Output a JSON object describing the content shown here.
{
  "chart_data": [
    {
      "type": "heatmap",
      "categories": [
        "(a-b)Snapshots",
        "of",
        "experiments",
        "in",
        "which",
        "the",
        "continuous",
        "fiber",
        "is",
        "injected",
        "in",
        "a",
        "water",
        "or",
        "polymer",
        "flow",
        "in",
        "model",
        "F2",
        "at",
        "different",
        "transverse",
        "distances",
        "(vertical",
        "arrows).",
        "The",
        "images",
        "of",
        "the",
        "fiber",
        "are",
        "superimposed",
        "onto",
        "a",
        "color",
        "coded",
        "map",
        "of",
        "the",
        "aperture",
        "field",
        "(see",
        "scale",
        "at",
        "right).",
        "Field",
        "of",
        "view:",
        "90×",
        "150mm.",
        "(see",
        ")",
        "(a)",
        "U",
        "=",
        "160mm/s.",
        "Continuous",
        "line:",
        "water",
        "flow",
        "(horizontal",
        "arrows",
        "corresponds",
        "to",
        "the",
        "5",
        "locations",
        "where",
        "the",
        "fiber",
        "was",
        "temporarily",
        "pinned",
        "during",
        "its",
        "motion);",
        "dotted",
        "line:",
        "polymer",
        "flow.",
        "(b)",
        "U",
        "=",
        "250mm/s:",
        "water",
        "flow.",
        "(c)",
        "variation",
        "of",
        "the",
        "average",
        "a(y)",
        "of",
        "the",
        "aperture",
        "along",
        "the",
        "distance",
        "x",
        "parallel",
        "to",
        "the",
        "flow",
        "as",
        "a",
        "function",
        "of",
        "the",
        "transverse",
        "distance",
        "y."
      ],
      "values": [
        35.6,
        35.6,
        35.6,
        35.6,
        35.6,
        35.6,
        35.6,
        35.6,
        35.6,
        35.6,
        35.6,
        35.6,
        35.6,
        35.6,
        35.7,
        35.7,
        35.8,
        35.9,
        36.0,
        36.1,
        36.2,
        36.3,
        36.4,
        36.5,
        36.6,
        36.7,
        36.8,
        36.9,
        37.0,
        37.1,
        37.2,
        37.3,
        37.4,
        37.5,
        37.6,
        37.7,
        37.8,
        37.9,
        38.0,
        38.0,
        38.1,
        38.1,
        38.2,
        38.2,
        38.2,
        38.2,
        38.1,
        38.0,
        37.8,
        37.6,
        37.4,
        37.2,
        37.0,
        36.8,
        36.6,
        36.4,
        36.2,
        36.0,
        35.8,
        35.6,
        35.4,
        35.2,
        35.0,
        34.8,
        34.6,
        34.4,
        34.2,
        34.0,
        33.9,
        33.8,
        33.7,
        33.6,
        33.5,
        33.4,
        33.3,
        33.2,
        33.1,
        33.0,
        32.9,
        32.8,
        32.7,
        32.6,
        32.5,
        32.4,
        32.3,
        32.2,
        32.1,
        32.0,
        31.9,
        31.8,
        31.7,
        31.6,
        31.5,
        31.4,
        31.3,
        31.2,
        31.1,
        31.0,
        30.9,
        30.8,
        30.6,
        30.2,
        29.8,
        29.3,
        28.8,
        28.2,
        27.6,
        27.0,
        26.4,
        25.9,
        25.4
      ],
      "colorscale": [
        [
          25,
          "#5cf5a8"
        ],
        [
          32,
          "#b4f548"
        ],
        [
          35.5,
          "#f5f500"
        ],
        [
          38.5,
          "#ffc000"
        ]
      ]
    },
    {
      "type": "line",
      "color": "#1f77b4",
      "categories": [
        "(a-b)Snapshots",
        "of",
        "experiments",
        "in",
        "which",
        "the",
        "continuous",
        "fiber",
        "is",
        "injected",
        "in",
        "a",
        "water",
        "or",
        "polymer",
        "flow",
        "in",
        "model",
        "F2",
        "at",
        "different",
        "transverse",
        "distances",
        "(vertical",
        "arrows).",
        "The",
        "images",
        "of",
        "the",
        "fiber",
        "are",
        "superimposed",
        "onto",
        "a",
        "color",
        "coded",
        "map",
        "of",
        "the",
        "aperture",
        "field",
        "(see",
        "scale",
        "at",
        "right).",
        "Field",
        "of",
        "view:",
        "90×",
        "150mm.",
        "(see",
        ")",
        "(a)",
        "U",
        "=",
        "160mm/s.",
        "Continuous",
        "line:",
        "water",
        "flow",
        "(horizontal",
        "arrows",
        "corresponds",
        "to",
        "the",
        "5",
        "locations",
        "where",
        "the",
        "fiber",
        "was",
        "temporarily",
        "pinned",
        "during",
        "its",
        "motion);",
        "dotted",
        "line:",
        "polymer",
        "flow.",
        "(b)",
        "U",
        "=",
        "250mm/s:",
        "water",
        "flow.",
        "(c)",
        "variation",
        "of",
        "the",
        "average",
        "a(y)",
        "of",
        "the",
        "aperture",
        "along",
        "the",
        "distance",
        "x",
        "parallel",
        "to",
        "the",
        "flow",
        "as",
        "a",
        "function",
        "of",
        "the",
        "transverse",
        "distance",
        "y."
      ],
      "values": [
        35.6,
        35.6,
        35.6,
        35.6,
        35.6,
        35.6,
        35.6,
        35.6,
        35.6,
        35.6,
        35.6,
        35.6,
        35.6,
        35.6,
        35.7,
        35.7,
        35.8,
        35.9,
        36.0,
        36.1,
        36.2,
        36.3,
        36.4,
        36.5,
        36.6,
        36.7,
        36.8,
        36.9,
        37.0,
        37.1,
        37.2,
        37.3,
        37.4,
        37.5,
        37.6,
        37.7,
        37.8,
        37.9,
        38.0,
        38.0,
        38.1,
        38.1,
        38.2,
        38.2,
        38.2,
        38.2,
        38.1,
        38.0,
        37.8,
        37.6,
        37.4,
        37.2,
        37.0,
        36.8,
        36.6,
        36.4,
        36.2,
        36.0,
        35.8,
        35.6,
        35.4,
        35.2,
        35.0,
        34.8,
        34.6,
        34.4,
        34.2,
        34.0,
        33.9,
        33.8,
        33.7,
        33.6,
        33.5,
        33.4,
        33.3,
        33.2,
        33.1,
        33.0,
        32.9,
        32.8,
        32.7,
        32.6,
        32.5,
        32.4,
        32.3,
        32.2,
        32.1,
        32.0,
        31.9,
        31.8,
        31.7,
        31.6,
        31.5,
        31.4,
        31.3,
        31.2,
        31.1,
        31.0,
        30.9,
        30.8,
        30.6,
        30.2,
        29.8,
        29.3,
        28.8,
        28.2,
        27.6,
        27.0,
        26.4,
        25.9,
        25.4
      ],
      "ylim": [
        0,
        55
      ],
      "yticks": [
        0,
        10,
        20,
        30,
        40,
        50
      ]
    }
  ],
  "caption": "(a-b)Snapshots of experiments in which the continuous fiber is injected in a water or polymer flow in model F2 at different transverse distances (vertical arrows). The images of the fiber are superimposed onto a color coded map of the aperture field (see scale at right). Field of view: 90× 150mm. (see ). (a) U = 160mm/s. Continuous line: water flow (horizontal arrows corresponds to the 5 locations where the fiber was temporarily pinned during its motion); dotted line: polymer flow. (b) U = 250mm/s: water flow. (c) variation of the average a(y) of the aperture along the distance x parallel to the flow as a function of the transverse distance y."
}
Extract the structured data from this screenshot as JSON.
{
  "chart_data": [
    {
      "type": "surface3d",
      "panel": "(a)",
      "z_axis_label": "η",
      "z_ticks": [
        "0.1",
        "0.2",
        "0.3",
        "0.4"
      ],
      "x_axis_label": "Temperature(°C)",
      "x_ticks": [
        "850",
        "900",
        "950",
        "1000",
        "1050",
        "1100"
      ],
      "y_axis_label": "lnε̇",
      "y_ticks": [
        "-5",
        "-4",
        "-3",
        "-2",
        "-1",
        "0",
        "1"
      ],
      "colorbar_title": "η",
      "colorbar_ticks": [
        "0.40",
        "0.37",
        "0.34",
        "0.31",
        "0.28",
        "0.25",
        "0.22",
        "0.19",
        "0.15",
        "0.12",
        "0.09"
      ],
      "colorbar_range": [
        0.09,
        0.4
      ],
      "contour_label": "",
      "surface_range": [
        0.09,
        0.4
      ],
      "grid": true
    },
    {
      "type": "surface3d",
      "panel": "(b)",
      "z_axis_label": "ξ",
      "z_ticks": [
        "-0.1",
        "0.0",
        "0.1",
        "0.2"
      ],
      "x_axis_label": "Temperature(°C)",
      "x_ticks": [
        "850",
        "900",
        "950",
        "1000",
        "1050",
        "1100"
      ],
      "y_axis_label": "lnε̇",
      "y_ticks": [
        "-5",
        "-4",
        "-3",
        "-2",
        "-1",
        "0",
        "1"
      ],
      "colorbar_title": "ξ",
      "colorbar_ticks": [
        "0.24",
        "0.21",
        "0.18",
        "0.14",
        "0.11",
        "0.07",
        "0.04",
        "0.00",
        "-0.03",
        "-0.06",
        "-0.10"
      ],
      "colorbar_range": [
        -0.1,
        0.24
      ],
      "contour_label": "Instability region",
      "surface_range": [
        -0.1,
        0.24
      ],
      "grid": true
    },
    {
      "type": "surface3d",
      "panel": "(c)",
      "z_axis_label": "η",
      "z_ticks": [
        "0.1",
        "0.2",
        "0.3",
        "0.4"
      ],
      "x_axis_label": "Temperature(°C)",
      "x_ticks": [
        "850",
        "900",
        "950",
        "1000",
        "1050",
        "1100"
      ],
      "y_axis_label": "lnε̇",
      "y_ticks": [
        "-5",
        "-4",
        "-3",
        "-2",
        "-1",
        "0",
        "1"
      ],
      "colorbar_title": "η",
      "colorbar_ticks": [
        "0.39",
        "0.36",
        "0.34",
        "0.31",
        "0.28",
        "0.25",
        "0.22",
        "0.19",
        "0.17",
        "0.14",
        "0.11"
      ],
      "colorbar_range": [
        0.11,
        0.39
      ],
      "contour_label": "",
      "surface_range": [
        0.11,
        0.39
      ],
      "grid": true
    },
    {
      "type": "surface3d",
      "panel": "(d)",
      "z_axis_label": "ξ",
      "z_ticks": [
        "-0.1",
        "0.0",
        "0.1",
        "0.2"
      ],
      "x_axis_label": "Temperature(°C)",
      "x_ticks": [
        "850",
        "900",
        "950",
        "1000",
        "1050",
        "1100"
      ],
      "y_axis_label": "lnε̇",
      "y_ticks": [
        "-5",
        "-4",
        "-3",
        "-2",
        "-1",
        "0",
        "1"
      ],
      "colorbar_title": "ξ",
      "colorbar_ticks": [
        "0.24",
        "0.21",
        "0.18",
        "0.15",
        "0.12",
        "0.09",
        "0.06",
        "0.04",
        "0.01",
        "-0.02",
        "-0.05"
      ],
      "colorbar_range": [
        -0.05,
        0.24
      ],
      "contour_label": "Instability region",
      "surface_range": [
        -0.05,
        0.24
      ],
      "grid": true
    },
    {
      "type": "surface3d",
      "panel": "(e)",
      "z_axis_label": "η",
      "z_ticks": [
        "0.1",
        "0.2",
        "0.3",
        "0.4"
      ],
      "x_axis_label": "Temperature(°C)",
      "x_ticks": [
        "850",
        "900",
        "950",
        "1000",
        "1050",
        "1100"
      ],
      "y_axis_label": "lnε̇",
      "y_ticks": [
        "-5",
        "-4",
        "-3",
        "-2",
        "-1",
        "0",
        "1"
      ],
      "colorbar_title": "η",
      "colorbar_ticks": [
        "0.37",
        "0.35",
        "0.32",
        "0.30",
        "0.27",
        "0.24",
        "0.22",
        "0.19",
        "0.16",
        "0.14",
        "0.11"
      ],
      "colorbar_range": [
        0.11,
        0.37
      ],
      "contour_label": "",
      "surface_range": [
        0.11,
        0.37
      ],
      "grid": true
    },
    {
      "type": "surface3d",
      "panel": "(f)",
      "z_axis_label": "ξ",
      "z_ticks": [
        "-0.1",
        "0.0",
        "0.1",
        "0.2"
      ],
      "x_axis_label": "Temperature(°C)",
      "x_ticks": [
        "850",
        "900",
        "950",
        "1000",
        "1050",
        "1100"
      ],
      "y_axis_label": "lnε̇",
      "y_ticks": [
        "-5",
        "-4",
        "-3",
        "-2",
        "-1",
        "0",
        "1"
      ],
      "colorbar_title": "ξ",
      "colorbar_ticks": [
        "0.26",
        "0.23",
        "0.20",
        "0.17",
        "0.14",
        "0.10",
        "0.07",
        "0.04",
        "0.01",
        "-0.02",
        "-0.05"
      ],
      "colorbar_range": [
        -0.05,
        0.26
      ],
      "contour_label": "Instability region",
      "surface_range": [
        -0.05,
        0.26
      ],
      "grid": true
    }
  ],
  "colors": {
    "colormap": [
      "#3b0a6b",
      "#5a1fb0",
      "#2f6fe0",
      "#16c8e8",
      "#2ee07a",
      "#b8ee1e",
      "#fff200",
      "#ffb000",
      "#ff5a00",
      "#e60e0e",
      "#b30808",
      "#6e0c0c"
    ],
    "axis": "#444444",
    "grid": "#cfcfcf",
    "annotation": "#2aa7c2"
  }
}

• Given instruction
Looking at the listing above, count the lines that contain "JSON" and give nothing but the number.

• Output below
2